_Your goal_
The listing must be reproduced in full, exactly as it stands.

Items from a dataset
>> START
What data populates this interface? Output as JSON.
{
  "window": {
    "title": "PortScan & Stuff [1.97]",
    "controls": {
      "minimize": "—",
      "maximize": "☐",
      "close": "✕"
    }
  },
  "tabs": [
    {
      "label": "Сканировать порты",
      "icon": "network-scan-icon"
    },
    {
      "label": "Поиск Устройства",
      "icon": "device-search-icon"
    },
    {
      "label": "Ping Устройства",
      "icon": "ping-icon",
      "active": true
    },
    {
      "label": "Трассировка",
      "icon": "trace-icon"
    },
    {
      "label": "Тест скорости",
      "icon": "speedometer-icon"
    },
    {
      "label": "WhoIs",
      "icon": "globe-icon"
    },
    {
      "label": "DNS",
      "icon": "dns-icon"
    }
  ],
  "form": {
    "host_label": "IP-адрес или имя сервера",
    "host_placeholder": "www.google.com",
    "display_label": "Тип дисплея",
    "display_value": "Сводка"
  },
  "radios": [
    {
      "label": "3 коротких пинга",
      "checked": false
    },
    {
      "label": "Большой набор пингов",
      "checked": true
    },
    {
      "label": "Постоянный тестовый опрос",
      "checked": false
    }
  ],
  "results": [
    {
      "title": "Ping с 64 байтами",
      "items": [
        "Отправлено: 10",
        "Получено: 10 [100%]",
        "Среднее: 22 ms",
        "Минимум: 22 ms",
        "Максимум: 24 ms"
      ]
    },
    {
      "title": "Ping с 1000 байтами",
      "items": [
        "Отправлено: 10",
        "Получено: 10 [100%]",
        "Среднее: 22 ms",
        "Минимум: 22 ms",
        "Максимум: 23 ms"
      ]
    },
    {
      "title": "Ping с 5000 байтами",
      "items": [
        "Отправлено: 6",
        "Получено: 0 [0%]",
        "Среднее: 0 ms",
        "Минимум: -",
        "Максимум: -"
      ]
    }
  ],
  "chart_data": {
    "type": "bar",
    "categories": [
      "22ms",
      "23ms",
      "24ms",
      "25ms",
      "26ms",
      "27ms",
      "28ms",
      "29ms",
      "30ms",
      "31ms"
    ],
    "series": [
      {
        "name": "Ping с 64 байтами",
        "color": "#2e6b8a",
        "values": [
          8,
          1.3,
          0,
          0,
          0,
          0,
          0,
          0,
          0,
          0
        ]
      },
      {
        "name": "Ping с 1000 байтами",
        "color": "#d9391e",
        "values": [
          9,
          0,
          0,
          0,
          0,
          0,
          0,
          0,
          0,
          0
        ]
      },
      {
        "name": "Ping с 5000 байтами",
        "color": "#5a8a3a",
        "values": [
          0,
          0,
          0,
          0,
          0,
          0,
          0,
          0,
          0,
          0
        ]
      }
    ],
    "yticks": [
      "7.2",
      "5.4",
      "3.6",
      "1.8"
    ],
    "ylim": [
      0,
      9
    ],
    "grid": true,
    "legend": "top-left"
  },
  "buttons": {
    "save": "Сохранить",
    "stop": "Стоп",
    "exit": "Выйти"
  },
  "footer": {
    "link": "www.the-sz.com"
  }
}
>> END
_The reply_
What data populates this interface? Output as JSON.
{
  "window": {
    "title": "PortScan & Stuff [1.97]",
    "controls": {
      "minimize": "—",
      "maximize": "☐",
      "close": "✕"
    }
  },
  "tabs": [
    {
      "label": "Сканировать порты",
      "icon": "network-scan-icon"
    },
    {
      "label": "Поиск Устройства",
      "icon": "device-search-icon"
    },
    {
      "label": "Ping Устройства",
      "icon": "ping-icon",
      "active": true
    },
    {
      "label": "Трассировка",
      "icon": "trace-icon"
    },
    {
      "label": "Тест скорости",
      "icon": "speedometer-icon"
    },
    {
      "label": "WhoIs",
      "icon": "globe-icon"
    },
    {
      "label": "DNS",
      "icon": "dns-icon"
    }
  ],
  "form": {
    "host_label": "IP-адрес или имя сервера",
    "host_placeholder": "www.google.com",
    "display_label": "Тип дисплея",
    "display_value": "Сводка"
  },
  "radios": [
    {
      "label": "3 коротких пинга",
      "checked": false
    },
    {
      "label": "Большой набор пингов",
      "checked": true
    },
    {
      "label": "Постоянный тестовый опрос",
      "checked": false
    }
  ],
  "results": [
    {
      "title": "Ping с 64 байтами",
      "items": [
        "Отправлено: 10",
        "Получено: 10 [100%]",
        "Среднее: 22 ms",
        "Минимум: 22 ms",
        "Максимум: 24 ms"
      ]
    },
    {
      "title": "Ping с 1000 байтами",
      "items": [
        "Отправлено: 10",
        "Получено: 10 [100%]",
        "Среднее: 22 ms",
        "Минимум: 22 ms",
        "Максимум: 23 ms"
      ]
    },
    {
      "title": "Ping с 5000 байтами",
      "items": [
        "Отправлено: 6",
        "Получено: 0 [0%]",
        "Среднее: 0 ms",
        "Минимум: -",
        "Максимум: -"
      ]
    }
  ],
  "chart_data": {
    "type": "bar",
    "categories": [
      "22ms",
      "23ms",
      "24ms",
      "25ms",
      "26ms",
      "27ms",
      "28ms",
      "29ms",
      "30ms",
      "31ms"
    ],
    "series": [
      {
        "name": "Ping с 64 байтами",
        "color": "#2e6b8a",
        "values": [
          8,
          1.3,
          0,
          0,
          0,
          0,
          0,
          0,
          0,
          0
        ]
      },
      {
        "name": "Ping с 1000 байтами",
        "color": "#d9391e",
        "values": [
          9,
          0,
          0,
          0,
          0,
          0,
          0,
          0,
          0,
          0
        ]
      },
      {
        "name": "Ping с 5000 байтами",
        "color": "#5a8a3a",
        "values": [
          0,
          0,
          0,
          0,
          0,
          0,
          0,
          0,
          0,
          0
        ]
      }
    ],
    "yticks": [
      "7.2",
      "5.4",
      "3.6",
      "1.8"
    ],
    "ylim": [
      0,
      9
    ],
    "grid": true,
    "legend": "top-left"
  },
  "buttons": {
    "save": "Сохранить",
    "stop": "Стоп",
    "exit": "Выйти"
  },
  "footer": {
    "link": "www.the-sz.com"
  }
}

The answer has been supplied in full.